## Written request
Give only the number of lines in these records that contain the word "mayo".

## Available data
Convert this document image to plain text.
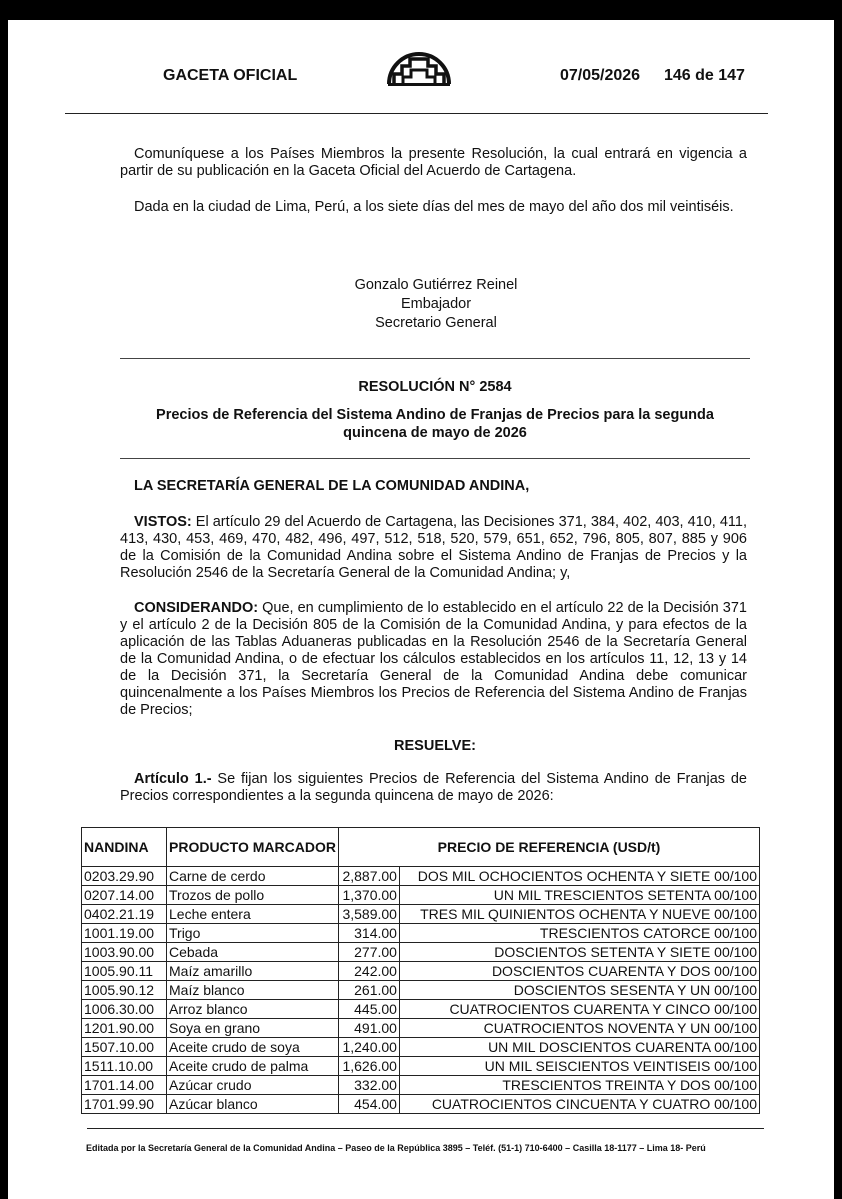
GACETA OFICIAL	07/05/2026 146 de 147
Comuníquese a los Países Miembros la presente Resolución, la cual entrará en vigencia a partir de su publicación en la Gaceta Oficial del Acuerdo de Cartagena.
Dada en la ciudad de Lima, Perú, a los siete días del mes de mayo del año dos mil veintiséis.
Gonzalo Gutiérrez Reinel
Embajador
Secretario General
RESOLUCIÓN N° 2584
Precios de Referencia del Sistema Andino de Franjas de Precios para la segunda quincena de mayo de 2026
LA SECRETARÍA GENERAL DE LA COMUNIDAD ANDINA,
VISTOS: El artículo 29 del Acuerdo de Cartagena, las Decisiones 371, 384, 402, 403, 410, 411, 413, 430, 453, 469, 470, 482, 496, 497, 512, 518, 520, 579, 651, 652, 796, 805, 807, 885 y 906 de la Comisión de la Comunidad Andina sobre el Sistema Andino de Franjas de Precios y la Resolución 2546 de la Secretaría General de la Comunidad Andina; y,
CONSIDERANDO: Que, en cumplimiento de lo establecido en el artículo 22 de la Decisión 371 y el artículo 2 de la Decisión 805 de la Comisión de la Comunidad Andina, y para efectos de la aplicación de las Tablas Aduaneras publicadas en la Resolución 2546 de la Secretaría General de la Comunidad Andina, o de efectuar los cálculos establecidos en los artículos 11, 12, 13 y 14 de la Decisión 371, la Secretaría General de la Comunidad Andina debe comunicar quincenalmente a los Países Miembros los Precios de Referencia del Sistema Andino de Franjas de Precios;
RESUELVE:
Artículo 1.- Se fijan los siguientes Precios de Referencia del Sistema Andino de Franjas de Precios correspondientes a la segunda quincena de mayo de 2026:
NANDINA	PRODUCTO MARCADOR	PRECIO DE REFERENCIA (USD/t)	
0203.29.90	Carne de cerdo	2,887.00	DOS MIL OCHOCIENTOS OCHENTA Y SIETE 00/100
0207.14.00	Trozos de pollo	1,370.00	UN MIL TRESCIENTOS SETENTA 00/100
0402.21.19	Leche entera	3,589.00	TRES MIL QUINIENTOS OCHENTA Y NUEVE 00/100
1001.19.00	Trigo	314.00	TRESCIENTOS CATORCE 00/100
1003.90.00	Cebada	277.00	DOSCIENTOS SETENTA Y SIETE 00/100
1005.90.11	Maíz amarillo	242.00	DOSCIENTOS CUARENTA Y DOS 00/100
1005.90.12	Maíz blanco	261.00	DOSCIENTOS SESENTA Y UN 00/100
1006.30.00	Arroz blanco	445.00	CUATROCIENTOS CUARENTA Y CINCO 00/100
1201.90.00	Soya en grano	491.00	CUATROCIENTOS NOVENTA Y UN 00/100
1507.10.00	Aceite crudo de soya	1,240.00	UN MIL DOSCIENTOS CUARENTA 00/100
1511.10.00	Aceite crudo de palma	1,626.00	UN MIL SEISCIENTOS VEINTISEIS 00/100
1701.14.00	Azúcar crudo	332.00	TRESCIENTOS TREINTA Y DOS 00/100
1701.99.90	Azúcar blanco	454.00	CUATROCIENTOS CINCUENTA Y CUATRO 00/100
Editada por la Secretaría General de la Comunidad Andina – Paseo de la República 3895 – Teléf. (51-1) 710-6400 – Casilla 18-1177 – Lima 18- Perú
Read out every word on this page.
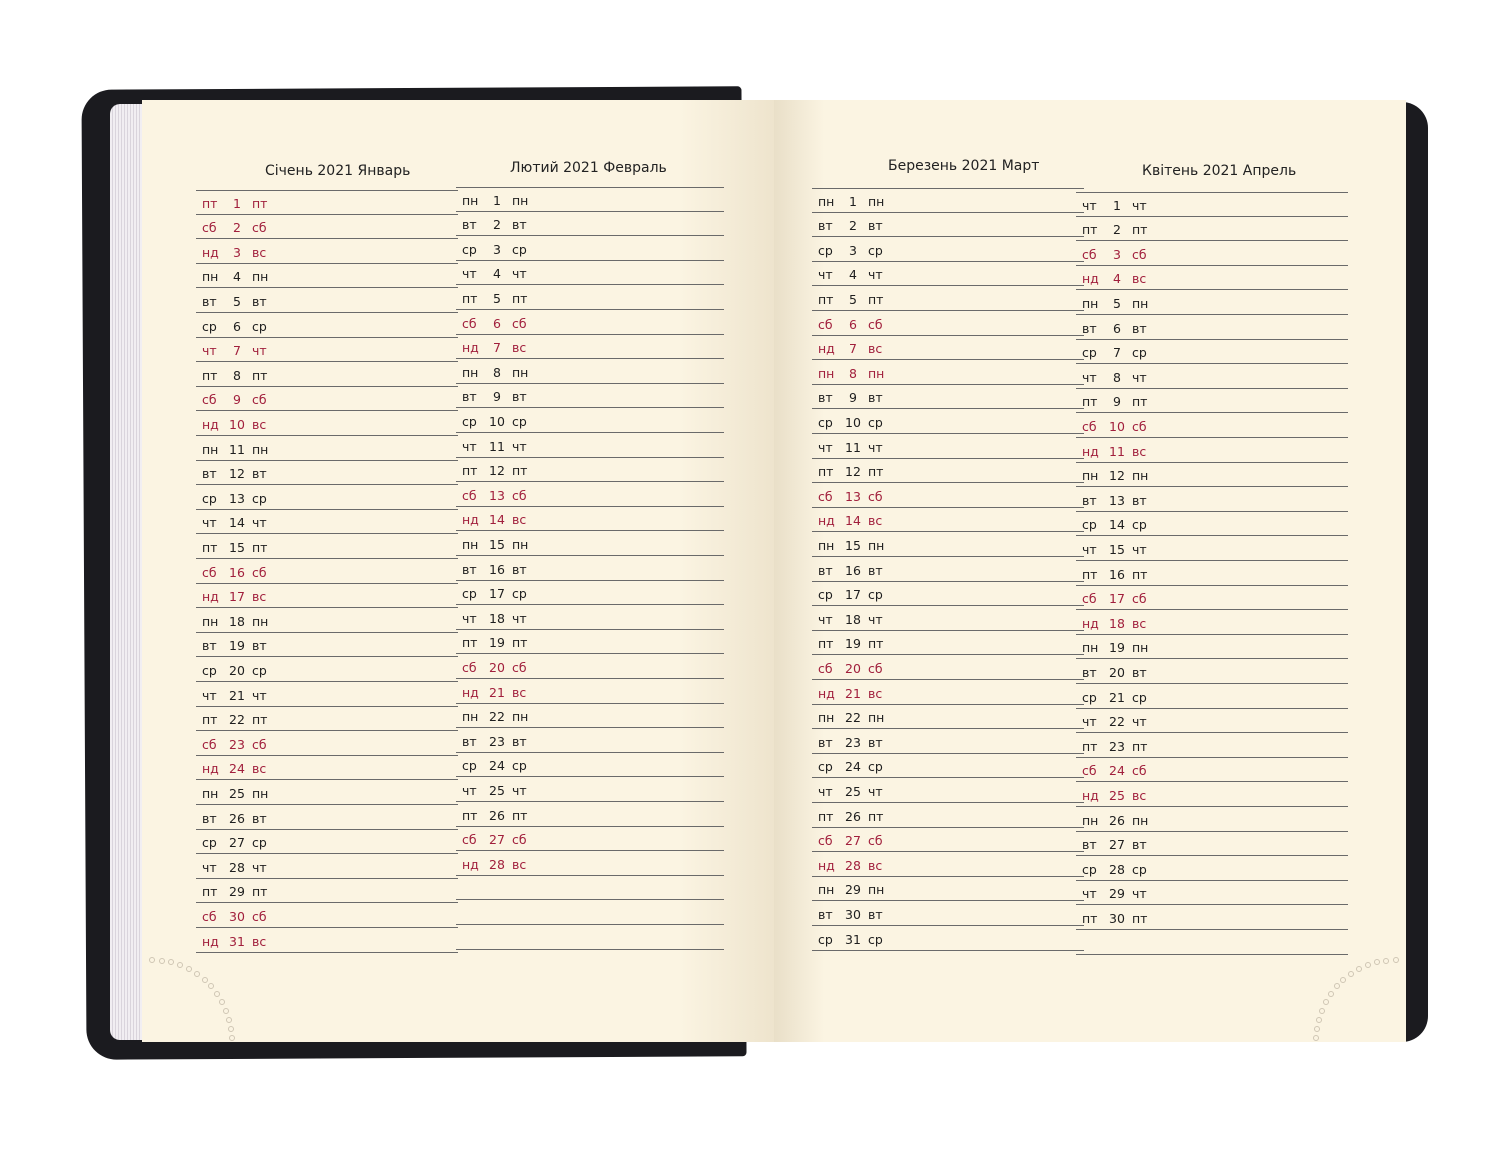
Січень 2021 Январь	Лютий 2021 Февраль
пт 1 пт
сб 2 сб
нд 3 вс
пн 4 пн
вт 5 вт
ср 6 ср
чт 7 чт
пт 8 пт
сб 9 сб
нд 10 вс
пн 11 пн
вт 12 вт
ср 13 ср
чт 14 чт
пт 15 пт
сб 16 сб
нд 17 вс
пн 18 пн
вт 19 вт
ср 20 ср
чт 21 чт
пт 22 пт
сб 23 сб
нд 24 вс
пн 25 пн
вт 26 вт
ср 27 ср
чт 28 чт
пт 29 пт
сб 30 сб
нд 31 вс
пн 1 пн
вт 2 вт
ср 3 ср
чт 4 чт
пт 5 пт
сб 6 сб
нд 7 вс
пн 8 пн
вт 9 вт
ср 10 ср
чт 11 чт
пт 12 пт
сб 13 сб
нд 14 вс
пн 15 пн
вт 16 вт
ср 17 ср
чт 18 чт
пт 19 пт
сб 20 сб
нд 21 вс
пн 22 пн
вт 23 вт
ср 24 ср
чт 25 чт
пт 26 пт
сб 27 сб
нд 28 вс
Березень 2021 Март	Квітень 2021 Апрель
пн 1 пн
вт 2 вт
ср 3 ср
чт 4 чт
пт 5 пт
сб 6 сб
нд 7 вс
пн 8 пн
вт 9 вт
ср 10 ср
чт 11 чт
пт 12 пт
сб 13 сб
нд 14 вс
пн 15 пн
вт 16 вт
ср 17 ср
чт 18 чт
пт 19 пт
сб 20 сб
нд 21 вс
пн 22 пн
вт 23 вт
ср 24 ср
чт 25 чт
пт 26 пт
сб 27 сб
нд 28 вс
пн 29 пн
вт 30 вт
ср 31 ср
чт 1 чт
пт 2 пт
сб 3 сб
нд 4 вс
пн 5 пн
вт 6 вт
ср 7 ср
чт 8 чт
пт 9 пт
сб 10 сб
нд 11 вс
пн 12 пн
вт 13 вт
ср 14 ср
чт 15 чт
пт 16 пт
сб 17 сб
нд 18 вс
пн 19 пн
вт 20 вт
ср 21 ср
чт 22 чт
пт 23 пт
сб 24 сб
нд 25 вс
пн 26 пн
вт 27 вт
ср 28 ср
чт 29 чт
пт 30 пт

## Written solution
3